## Written problem
Show each line of the data below that has the string "parametrai" in it.

## Supplied material
## Begin

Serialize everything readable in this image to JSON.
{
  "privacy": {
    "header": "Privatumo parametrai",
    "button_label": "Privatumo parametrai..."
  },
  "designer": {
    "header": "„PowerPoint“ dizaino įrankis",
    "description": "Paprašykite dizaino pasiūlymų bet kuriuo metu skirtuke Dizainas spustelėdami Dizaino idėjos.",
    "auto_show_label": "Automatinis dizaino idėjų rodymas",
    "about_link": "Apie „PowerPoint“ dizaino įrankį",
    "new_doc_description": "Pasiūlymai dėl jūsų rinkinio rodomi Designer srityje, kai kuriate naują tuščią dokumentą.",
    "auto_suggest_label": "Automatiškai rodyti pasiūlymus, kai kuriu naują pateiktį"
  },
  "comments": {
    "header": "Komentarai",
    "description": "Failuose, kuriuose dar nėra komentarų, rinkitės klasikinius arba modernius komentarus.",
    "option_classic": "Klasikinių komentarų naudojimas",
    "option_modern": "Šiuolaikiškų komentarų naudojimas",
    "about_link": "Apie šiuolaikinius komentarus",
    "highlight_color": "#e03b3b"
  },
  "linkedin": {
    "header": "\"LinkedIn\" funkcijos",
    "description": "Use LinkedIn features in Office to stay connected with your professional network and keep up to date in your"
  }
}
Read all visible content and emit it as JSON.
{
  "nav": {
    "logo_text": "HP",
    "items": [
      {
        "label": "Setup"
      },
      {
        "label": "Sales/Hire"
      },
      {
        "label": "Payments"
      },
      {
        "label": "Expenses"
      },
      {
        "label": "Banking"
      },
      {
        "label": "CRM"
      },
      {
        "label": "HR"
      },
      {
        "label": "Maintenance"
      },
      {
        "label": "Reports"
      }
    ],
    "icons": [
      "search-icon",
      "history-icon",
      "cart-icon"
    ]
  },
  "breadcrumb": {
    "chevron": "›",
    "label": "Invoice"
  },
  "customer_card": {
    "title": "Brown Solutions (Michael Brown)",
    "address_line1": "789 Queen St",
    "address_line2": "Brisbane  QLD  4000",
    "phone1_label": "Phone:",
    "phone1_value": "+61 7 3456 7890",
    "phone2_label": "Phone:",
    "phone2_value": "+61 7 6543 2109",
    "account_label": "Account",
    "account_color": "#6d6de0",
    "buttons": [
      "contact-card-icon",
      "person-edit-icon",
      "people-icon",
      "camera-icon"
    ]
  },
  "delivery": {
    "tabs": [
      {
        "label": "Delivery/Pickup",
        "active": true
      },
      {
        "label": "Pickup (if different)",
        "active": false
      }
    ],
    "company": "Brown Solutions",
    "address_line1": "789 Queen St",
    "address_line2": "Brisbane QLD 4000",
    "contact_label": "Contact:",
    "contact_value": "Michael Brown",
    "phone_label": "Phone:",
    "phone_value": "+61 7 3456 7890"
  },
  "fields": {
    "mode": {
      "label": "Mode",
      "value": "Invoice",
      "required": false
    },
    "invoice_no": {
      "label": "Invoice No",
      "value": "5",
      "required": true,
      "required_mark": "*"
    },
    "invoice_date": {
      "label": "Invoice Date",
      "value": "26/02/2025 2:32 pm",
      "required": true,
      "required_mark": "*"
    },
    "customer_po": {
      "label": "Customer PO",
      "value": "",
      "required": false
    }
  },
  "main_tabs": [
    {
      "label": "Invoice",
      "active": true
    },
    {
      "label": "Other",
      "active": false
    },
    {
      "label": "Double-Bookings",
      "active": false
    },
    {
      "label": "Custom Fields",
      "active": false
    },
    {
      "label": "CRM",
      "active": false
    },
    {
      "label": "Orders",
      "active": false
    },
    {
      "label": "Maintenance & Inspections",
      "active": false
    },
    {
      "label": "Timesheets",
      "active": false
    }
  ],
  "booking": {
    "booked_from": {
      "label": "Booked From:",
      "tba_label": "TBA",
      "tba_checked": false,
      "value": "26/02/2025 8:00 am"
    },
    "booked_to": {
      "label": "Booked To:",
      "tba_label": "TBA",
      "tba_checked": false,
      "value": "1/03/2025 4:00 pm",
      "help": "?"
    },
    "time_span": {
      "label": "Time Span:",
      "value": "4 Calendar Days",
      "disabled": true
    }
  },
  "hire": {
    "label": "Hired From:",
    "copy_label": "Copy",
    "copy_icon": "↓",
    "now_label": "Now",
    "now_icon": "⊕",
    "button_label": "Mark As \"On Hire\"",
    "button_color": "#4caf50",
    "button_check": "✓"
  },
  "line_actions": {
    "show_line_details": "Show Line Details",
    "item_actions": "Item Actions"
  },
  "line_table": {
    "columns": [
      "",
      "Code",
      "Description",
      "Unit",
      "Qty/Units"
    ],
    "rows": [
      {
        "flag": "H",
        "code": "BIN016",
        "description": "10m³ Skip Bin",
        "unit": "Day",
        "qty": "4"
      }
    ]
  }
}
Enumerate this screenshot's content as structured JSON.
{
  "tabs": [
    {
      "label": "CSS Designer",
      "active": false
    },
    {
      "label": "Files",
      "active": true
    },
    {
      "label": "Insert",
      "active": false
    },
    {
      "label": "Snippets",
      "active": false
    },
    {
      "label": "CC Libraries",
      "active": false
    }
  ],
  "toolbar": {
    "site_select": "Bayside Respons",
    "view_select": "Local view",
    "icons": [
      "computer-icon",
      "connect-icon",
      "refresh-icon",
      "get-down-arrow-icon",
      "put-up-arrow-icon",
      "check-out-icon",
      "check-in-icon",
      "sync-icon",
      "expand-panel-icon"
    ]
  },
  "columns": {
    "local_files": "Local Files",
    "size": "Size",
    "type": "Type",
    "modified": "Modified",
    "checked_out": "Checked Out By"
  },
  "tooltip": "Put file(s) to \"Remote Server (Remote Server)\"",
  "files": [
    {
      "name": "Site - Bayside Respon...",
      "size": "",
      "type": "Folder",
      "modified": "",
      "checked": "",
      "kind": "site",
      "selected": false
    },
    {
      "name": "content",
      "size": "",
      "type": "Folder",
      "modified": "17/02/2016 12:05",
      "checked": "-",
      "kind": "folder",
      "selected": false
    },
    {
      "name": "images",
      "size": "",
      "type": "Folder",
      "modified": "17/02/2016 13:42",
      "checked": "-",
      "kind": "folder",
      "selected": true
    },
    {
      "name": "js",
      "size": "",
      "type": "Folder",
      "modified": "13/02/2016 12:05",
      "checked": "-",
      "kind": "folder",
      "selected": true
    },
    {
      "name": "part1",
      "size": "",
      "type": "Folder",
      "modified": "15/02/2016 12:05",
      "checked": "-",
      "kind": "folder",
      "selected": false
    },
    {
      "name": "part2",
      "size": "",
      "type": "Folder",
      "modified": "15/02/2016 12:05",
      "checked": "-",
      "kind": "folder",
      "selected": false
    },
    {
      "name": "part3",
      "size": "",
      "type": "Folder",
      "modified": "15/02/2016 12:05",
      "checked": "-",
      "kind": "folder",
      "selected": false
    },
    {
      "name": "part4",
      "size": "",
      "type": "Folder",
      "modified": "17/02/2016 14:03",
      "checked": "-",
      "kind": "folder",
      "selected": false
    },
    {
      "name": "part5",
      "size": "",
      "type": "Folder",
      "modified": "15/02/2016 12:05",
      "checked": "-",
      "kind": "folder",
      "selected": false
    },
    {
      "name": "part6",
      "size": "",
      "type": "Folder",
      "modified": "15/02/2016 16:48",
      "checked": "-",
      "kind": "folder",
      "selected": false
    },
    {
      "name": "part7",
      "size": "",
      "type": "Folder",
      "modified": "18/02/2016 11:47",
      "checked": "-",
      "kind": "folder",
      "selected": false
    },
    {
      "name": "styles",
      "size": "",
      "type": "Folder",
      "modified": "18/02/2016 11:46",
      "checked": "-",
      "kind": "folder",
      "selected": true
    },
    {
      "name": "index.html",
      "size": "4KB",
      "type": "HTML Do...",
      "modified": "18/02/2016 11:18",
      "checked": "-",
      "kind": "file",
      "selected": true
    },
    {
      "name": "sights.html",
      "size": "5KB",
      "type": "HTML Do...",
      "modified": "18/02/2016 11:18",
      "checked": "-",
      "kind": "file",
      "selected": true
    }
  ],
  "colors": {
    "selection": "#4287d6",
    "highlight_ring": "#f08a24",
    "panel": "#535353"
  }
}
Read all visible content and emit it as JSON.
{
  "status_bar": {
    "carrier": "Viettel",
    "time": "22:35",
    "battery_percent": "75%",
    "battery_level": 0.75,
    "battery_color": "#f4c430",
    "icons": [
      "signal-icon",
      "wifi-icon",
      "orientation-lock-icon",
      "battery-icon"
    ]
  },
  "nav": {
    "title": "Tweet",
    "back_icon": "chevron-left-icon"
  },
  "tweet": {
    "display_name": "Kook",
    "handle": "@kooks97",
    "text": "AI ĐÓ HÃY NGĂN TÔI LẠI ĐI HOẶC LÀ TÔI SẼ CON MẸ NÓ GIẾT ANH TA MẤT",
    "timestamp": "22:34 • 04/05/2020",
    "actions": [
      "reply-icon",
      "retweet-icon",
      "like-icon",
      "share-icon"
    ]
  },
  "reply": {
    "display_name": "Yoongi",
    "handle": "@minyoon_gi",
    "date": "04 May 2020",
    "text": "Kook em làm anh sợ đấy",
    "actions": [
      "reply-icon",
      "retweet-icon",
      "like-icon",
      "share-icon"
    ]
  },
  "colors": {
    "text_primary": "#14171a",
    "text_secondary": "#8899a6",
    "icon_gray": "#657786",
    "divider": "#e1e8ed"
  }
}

## End

## Correct answer
    "header": "Privatumo parametrai",
    "button_label": "Privatumo parametrai..."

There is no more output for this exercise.